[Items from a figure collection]
########
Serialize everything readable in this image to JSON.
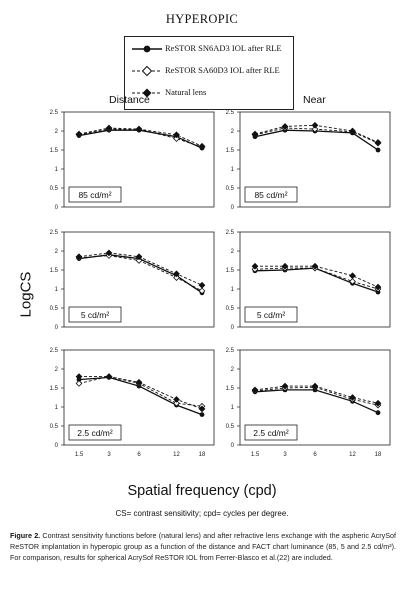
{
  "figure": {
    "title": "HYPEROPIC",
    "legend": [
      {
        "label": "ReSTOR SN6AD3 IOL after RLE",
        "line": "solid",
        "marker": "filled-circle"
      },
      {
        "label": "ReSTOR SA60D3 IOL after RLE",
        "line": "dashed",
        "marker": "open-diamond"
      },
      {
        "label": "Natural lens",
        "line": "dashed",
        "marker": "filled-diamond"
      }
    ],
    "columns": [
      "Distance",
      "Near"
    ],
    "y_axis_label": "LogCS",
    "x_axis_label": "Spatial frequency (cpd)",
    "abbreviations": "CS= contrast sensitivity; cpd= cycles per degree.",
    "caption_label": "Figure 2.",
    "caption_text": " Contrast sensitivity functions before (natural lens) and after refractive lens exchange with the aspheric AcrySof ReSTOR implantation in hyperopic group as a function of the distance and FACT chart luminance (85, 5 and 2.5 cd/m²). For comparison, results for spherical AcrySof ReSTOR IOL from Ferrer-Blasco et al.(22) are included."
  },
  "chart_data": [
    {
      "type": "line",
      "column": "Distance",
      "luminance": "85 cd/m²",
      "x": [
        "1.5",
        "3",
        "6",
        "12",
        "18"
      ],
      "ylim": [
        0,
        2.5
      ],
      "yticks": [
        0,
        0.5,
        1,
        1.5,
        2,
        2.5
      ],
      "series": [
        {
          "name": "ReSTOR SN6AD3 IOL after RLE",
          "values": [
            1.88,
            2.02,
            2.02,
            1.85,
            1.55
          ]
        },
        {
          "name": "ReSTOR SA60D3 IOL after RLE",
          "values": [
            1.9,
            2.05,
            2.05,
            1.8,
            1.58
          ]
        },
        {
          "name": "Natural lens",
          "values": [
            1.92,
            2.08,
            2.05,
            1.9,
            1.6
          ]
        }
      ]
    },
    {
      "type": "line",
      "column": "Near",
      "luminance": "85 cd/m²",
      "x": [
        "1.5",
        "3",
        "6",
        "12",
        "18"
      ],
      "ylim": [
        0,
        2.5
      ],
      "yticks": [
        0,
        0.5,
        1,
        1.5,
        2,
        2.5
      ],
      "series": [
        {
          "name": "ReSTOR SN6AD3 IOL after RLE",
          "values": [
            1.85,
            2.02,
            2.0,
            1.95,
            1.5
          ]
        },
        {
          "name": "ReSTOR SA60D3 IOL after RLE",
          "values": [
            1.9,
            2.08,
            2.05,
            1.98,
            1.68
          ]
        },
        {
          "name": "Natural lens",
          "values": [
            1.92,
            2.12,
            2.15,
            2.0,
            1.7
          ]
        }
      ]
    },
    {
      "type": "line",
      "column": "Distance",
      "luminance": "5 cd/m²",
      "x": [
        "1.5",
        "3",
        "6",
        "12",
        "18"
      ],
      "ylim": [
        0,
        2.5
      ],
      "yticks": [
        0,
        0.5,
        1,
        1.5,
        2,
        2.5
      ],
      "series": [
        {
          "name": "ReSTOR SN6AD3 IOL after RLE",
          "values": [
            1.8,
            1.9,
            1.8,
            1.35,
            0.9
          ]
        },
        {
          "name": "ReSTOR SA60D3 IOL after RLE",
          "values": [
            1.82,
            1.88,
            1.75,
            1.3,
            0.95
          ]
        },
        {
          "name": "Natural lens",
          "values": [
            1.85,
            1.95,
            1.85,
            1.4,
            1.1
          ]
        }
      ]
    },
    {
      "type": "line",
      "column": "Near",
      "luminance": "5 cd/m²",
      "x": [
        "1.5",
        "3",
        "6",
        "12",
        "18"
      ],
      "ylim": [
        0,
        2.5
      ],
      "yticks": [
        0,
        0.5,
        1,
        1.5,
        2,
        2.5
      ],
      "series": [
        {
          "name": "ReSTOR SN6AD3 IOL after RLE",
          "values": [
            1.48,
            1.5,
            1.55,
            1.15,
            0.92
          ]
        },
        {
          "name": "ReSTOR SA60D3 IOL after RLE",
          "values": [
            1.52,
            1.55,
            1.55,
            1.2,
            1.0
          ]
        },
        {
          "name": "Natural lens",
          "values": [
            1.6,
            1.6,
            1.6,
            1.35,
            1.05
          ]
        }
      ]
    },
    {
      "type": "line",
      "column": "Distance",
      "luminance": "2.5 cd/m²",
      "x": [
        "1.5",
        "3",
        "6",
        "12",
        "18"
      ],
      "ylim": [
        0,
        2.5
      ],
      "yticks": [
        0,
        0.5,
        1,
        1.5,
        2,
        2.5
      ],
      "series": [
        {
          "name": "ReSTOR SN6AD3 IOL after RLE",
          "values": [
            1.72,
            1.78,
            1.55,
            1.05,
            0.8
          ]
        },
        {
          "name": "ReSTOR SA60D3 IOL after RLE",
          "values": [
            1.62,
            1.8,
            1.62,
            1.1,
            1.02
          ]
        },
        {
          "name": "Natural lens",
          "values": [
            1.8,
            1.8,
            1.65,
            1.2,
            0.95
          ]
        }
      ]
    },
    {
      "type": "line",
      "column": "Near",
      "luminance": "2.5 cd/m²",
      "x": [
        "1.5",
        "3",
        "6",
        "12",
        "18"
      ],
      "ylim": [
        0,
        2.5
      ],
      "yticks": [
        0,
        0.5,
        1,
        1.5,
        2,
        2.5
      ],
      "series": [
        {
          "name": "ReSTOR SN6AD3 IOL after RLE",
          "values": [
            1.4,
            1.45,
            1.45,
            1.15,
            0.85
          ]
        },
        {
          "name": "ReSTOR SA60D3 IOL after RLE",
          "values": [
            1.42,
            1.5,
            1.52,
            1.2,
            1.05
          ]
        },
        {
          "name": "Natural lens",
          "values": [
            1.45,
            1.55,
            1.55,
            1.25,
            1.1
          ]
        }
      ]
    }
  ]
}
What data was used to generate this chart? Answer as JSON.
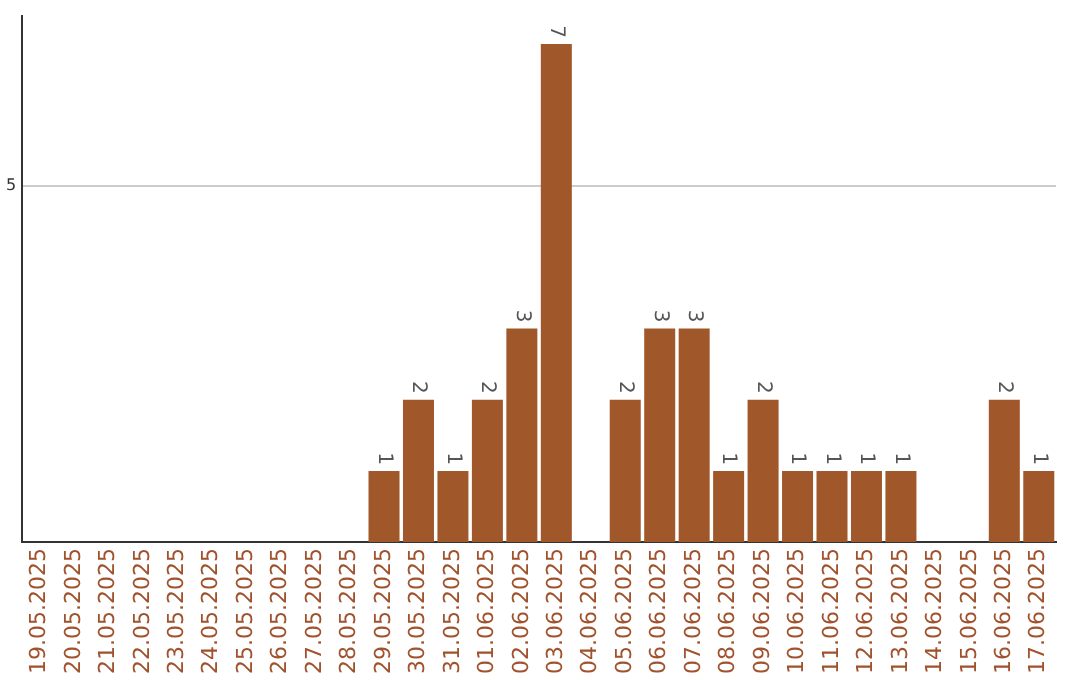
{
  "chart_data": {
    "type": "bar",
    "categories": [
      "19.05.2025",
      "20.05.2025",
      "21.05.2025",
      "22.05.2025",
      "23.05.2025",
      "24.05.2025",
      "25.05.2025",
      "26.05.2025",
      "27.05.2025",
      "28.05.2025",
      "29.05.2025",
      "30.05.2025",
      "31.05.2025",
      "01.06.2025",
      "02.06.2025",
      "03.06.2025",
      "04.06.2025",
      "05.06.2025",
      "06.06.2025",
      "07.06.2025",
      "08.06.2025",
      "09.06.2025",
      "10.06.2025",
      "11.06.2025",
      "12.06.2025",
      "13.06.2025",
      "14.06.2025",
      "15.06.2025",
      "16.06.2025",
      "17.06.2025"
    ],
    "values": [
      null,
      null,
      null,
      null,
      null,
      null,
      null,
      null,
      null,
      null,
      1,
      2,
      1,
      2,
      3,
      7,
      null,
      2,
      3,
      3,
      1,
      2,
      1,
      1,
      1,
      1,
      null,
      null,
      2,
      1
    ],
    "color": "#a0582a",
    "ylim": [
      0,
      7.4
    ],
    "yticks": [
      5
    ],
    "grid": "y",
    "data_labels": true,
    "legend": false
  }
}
########
• **What this task involves**
Look for the word "marker" and return every line where it occurs.

• **Answer to this task**
        "marker": "filled-circle"
        "marker": "open-diamond"
        "marker": "filled-diamond"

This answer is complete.